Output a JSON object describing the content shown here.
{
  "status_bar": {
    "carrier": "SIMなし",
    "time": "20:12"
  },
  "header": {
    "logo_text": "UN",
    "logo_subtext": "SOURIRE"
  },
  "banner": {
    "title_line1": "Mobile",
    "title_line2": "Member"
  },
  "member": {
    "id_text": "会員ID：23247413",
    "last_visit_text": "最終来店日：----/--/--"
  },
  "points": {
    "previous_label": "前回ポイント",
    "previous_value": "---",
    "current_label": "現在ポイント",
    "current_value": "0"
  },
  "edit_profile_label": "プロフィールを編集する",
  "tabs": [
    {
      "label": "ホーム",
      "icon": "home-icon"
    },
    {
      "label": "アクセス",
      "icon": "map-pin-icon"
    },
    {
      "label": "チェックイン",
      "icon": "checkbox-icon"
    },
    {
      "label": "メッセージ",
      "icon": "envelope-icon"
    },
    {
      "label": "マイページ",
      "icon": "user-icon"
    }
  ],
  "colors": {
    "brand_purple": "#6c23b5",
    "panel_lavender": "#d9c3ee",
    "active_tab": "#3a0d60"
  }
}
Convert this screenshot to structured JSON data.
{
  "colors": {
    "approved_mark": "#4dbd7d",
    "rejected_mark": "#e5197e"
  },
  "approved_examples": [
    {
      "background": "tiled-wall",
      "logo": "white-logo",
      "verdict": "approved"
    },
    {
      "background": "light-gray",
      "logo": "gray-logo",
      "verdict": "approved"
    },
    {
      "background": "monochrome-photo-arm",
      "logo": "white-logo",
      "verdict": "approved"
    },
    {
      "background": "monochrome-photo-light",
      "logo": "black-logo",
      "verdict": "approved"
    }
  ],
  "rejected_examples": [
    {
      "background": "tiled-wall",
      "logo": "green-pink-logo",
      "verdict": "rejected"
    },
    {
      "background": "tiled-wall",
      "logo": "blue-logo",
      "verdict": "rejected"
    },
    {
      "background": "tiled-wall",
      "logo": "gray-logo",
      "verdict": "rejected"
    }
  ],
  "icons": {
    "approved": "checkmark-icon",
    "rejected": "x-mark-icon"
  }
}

..............................

WORK TO COMPLETE — Only the lines from the one holding "Convert this screenshot" through the end of the listing should be given again, exactly and with both ends included.

RESPONSE TO THIS TASK —
Convert this screenshot to structured JSON data.
{
  "colors": {
    "approved_mark": "#4dbd7d",
    "rejected_mark": "#e5197e"
  },
  "approved_examples": [
    {
      "background": "tiled-wall",
      "logo": "white-logo",
      "verdict": "approved"
    },
    {
      "background": "light-gray",
      "logo": "gray-logo",
      "verdict": "approved"
    },
    {
      "background": "monochrome-photo-arm",
      "logo": "white-logo",
      "verdict": "approved"
    },
    {
      "background": "monochrome-photo-light",
      "logo": "black-logo",
      "verdict": "approved"
    }
  ],
  "rejected_examples": [
    {
      "background": "tiled-wall",
      "logo": "green-pink-logo",
      "verdict": "rejected"
    },
    {
      "background": "tiled-wall",
      "logo": "blue-logo",
      "verdict": "rejected"
    },
    {
      "background": "tiled-wall",
      "logo": "gray-logo",
      "verdict": "rejected"
    }
  ],
  "icons": {
    "approved": "checkmark-icon",
    "rejected": "x-mark-icon"
  }
}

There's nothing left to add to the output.